GIVEN TASK
Search the material below for the word "this". Copy every line that has it.

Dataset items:
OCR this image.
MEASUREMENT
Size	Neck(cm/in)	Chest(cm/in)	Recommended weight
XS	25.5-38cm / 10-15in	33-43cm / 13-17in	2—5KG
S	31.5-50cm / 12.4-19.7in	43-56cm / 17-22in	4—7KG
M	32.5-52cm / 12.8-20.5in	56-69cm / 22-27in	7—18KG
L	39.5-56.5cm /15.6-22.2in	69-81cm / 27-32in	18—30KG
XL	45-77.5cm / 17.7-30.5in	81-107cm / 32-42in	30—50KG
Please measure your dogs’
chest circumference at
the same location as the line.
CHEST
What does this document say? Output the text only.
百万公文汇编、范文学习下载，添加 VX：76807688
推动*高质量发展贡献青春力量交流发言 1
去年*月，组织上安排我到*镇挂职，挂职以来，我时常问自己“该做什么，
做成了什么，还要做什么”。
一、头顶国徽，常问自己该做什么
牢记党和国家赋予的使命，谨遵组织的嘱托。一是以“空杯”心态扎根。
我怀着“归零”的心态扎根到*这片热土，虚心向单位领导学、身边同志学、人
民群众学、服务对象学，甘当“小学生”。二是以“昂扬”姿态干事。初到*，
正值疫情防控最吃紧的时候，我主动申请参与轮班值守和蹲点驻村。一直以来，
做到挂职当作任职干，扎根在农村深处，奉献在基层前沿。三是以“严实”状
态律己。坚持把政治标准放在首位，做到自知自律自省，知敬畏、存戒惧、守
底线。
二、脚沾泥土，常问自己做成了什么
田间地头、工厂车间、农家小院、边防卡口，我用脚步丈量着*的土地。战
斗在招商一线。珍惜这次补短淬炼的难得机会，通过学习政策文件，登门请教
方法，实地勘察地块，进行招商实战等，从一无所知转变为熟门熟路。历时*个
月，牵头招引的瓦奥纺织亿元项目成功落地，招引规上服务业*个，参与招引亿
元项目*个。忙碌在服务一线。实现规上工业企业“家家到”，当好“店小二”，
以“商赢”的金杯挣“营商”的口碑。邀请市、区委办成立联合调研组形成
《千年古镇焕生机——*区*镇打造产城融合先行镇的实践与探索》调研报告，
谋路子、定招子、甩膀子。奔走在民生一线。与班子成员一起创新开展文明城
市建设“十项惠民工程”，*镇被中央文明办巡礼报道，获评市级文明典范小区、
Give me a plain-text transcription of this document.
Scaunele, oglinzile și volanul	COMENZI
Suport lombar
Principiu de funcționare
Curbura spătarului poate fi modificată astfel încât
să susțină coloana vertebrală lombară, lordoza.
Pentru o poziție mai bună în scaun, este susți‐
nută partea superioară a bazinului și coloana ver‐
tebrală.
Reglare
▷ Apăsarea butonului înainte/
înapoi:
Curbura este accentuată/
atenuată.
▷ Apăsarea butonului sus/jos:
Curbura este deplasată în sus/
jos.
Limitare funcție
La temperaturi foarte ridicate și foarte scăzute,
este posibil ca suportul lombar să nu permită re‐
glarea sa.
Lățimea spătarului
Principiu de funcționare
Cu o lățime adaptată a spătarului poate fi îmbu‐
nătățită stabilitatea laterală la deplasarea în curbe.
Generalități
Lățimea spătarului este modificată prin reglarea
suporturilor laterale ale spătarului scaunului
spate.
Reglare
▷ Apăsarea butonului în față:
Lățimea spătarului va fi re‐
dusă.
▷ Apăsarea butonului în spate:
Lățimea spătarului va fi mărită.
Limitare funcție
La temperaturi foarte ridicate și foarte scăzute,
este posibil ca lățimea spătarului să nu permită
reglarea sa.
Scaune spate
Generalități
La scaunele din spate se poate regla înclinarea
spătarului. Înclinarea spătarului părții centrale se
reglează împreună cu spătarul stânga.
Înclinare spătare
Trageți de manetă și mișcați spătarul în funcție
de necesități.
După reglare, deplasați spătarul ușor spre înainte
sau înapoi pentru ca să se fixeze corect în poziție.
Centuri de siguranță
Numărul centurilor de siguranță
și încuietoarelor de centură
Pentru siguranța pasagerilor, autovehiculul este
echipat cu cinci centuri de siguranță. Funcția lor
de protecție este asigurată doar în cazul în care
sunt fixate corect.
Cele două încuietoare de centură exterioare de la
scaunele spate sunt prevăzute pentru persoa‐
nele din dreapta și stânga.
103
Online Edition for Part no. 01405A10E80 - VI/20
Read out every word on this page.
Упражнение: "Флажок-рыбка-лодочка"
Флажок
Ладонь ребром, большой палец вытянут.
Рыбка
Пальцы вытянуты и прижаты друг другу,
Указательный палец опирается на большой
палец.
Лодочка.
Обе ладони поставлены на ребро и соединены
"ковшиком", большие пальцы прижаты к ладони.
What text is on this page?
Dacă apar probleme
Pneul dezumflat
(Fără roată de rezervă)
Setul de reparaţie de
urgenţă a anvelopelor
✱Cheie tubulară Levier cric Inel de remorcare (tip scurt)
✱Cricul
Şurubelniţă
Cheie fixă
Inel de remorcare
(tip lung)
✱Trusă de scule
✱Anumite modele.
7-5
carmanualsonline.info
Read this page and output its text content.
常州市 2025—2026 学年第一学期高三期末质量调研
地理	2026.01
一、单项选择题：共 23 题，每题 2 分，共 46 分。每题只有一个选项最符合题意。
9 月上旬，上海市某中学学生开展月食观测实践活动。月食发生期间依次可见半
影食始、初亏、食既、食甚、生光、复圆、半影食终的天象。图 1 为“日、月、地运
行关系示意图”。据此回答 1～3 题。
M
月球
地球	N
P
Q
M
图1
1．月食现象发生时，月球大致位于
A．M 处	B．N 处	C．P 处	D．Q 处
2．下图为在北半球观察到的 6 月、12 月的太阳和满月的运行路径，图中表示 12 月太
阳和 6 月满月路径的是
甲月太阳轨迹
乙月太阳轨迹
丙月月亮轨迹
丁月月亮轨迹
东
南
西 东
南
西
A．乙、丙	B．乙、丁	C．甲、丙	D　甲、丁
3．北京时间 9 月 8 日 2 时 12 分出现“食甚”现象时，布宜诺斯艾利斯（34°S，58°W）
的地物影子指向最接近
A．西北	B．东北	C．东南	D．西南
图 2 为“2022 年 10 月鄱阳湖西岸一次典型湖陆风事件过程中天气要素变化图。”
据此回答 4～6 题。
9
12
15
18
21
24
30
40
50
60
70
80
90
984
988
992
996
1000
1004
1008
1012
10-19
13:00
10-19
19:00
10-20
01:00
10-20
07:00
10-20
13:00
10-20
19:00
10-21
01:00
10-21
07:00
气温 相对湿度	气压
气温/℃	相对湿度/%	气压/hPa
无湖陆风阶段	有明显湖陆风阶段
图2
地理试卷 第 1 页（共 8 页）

RESPONSE TO THE TASK
OCR this image.
What does this document say? Output the text only.
Give me a plain-text transcription of this document.
Read out every word on this page.
What text is on this page?
Read this page and output its text content.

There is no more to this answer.